Find all lines in the records that include the word "icon", and copy them out.

══════

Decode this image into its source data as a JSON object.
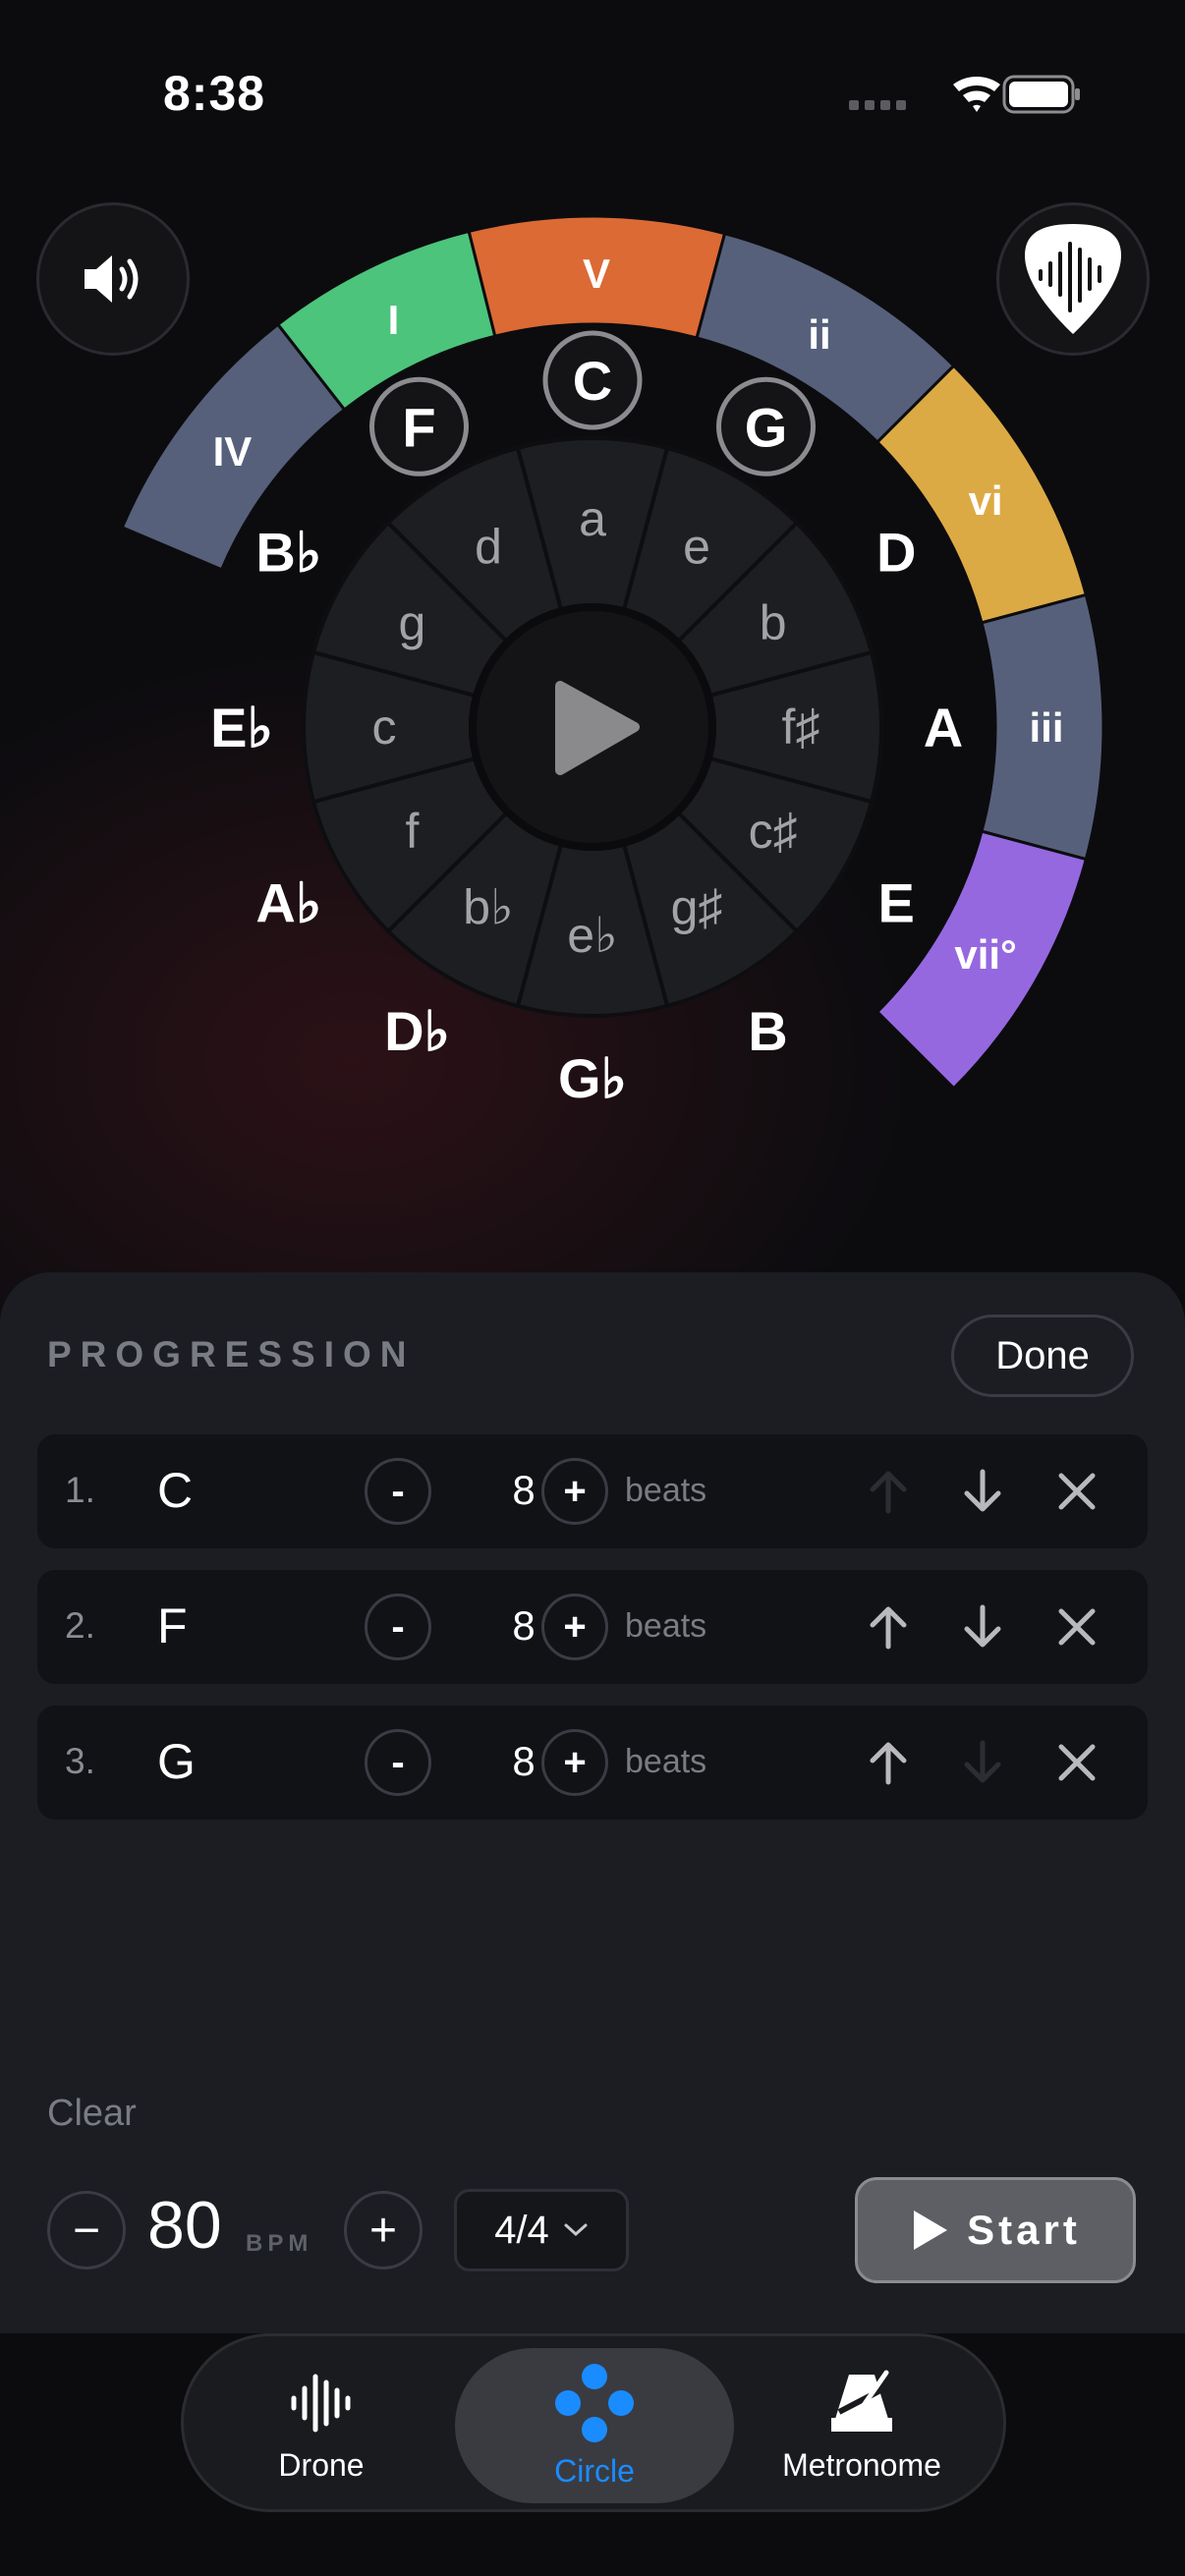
{
  "status": {
    "time": "8:38"
  },
  "circle": {
    "degrees": [
      {
        "label": "IV",
        "color": "#56607a",
        "a0": -67,
        "a1": -38
      },
      {
        "label": "I",
        "color": "#4cc47b",
        "a0": -38,
        "a1": -14
      },
      {
        "label": "V",
        "color": "#dc6a34",
        "a0": -14,
        "a1": 15
      },
      {
        "label": "ii",
        "color": "#56607a",
        "a0": 15,
        "a1": 45
      },
      {
        "label": "vi",
        "color": "#dcaa44",
        "a0": 45,
        "a1": 75
      },
      {
        "label": "iii",
        "color": "#56607a",
        "a0": 75,
        "a1": 105
      },
      {
        "label": "vii°",
        "color": "#9568e0",
        "a0": 105,
        "a1": 135
      }
    ],
    "major_keys": [
      {
        "label": "C",
        "highlighted": true
      },
      {
        "label": "G",
        "highlighted": true
      },
      {
        "label": "D",
        "highlighted": false
      },
      {
        "label": "A",
        "highlighted": false
      },
      {
        "label": "E",
        "highlighted": false
      },
      {
        "label": "B",
        "highlighted": false
      },
      {
        "label": "G♭",
        "highlighted": false
      },
      {
        "label": "D♭",
        "highlighted": false
      },
      {
        "label": "A♭",
        "highlighted": false
      },
      {
        "label": "E♭",
        "highlighted": false
      },
      {
        "label": "B♭",
        "highlighted": false
      },
      {
        "label": "F",
        "highlighted": true
      }
    ],
    "minor_keys": [
      "a",
      "e",
      "b",
      "f♯",
      "c♯",
      "g♯",
      "e♭",
      "b♭",
      "f",
      "c",
      "g",
      "d"
    ]
  },
  "panel": {
    "title": "PROGRESSION",
    "done_label": "Done",
    "rows": [
      {
        "index": "1.",
        "chord": "C",
        "minus": "-",
        "beats": "8",
        "plus": "+",
        "beats_label": "beats",
        "up_enabled": false,
        "down_enabled": true
      },
      {
        "index": "2.",
        "chord": "F",
        "minus": "-",
        "beats": "8",
        "plus": "+",
        "beats_label": "beats",
        "up_enabled": true,
        "down_enabled": true
      },
      {
        "index": "3.",
        "chord": "G",
        "minus": "-",
        "beats": "8",
        "plus": "+",
        "beats_label": "beats",
        "up_enabled": true,
        "down_enabled": false
      }
    ],
    "clear_label": "Clear"
  },
  "transport": {
    "minus": "−",
    "bpm": "80",
    "bpm_unit": "BPM",
    "plus": "+",
    "meter": "4/4",
    "start_label": "Start"
  },
  "tabs": [
    {
      "label": "Drone",
      "icon": "waveform-icon",
      "active": false
    },
    {
      "label": "Circle",
      "icon": "circle-dots-icon",
      "active": true
    },
    {
      "label": "Metronome",
      "icon": "metronome-icon",
      "active": false
    }
  ],
  "colors": {
    "accent": "#1a8cff",
    "background": "#0c0c0f",
    "panel": "#1b1d23"
  }
}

══════

▶ EXERCISE RESPONSE
      "icon": "waveform-icon",
      "icon": "circle-dots-icon",
      "icon": "metronome-icon",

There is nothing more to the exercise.